_What to do_
Each of the entries should be retyped precisely as it appears.

***** Available records

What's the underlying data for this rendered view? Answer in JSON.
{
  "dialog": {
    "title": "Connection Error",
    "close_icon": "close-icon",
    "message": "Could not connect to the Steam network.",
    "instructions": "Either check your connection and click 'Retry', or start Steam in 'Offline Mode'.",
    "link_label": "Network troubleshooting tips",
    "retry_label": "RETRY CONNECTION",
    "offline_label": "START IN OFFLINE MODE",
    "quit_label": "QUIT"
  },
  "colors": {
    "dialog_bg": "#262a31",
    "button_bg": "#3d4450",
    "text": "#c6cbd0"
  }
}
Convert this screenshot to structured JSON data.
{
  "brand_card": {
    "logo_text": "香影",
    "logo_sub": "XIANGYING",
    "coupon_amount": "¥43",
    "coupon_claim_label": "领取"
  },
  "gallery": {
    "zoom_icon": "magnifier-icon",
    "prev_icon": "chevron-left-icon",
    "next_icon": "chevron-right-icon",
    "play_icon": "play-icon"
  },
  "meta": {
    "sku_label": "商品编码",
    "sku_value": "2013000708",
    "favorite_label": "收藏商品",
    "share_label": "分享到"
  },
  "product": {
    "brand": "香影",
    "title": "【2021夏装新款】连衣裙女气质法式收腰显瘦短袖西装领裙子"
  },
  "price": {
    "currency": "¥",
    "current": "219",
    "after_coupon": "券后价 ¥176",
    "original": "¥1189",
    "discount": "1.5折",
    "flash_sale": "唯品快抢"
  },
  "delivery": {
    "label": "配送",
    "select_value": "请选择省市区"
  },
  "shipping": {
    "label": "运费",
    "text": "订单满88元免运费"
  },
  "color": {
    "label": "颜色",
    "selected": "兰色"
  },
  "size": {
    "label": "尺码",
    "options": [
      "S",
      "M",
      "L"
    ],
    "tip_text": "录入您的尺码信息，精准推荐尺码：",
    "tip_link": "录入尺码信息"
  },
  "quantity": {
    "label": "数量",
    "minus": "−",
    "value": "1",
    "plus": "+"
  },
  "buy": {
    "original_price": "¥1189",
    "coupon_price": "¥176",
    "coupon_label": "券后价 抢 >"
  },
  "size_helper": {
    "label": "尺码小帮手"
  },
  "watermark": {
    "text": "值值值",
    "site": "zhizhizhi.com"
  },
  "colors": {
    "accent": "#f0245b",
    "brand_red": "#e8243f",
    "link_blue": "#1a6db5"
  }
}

**********

_Task output_
What's the underlying data for this rendered view? Answer in JSON.
{
  "dialog": {
    "title": "Connection Error",
    "close_icon": "close-icon",
    "message": "Could not connect to the Steam network.",
    "instructions": "Either check your connection and click 'Retry', or start Steam in 'Offline Mode'.",
    "link_label": "Network troubleshooting tips",
    "retry_label": "RETRY CONNECTION",
    "offline_label": "START IN OFFLINE MODE",
    "quit_label": "QUIT"
  },
  "colors": {
    "dialog_bg": "#262a31",
    "button_bg": "#3d4450",
    "text": "#c6cbd0"
  }
}
Convert this screenshot to structured JSON data.
{
  "brand_card": {
    "logo_text": "香影",
    "logo_sub": "XIANGYING",
    "coupon_amount": "¥43",
    "coupon_claim_label": "领取"
  },
  "gallery": {
    "zoom_icon": "magnifier-icon",
    "prev_icon": "chevron-left-icon",
    "next_icon": "chevron-right-icon",
    "play_icon": "play-icon"
  },
  "meta": {
    "sku_label": "商品编码",
    "sku_value": "2013000708",
    "favorite_label": "收藏商品",
    "share_label": "分享到"
  },
  "product": {
    "brand": "香影",
    "title": "【2021夏装新款】连衣裙女气质法式收腰显瘦短袖西装领裙子"
  },
  "price": {
    "currency": "¥",
    "current": "219",
    "after_coupon": "券后价 ¥176",
    "original": "¥1189",
    "discount": "1.5折",
    "flash_sale": "唯品快抢"
  },
  "delivery": {
    "label": "配送",
    "select_value": "请选择省市区"
  },
  "shipping": {
    "label": "运费",
    "text": "订单满88元免运费"
  },
  "color": {
    "label": "颜色",
    "selected": "兰色"
  },
  "size": {
    "label": "尺码",
    "options": [
      "S",
      "M",
      "L"
    ],
    "tip_text": "录入您的尺码信息，精准推荐尺码：",
    "tip_link": "录入尺码信息"
  },
  "quantity": {
    "label": "数量",
    "minus": "−",
    "value": "1",
    "plus": "+"
  },
  "buy": {
    "original_price": "¥1189",
    "coupon_price": "¥176",
    "coupon_label": "券后价 抢 >"
  },
  "size_helper": {
    "label": "尺码小帮手"
  },
  "watermark": {
    "text": "值值值",
    "site": "zhizhizhi.com"
  },
  "colors": {
    "accent": "#f0245b",
    "brand_red": "#e8243f",
    "link_blue": "#1a6db5"
  }
}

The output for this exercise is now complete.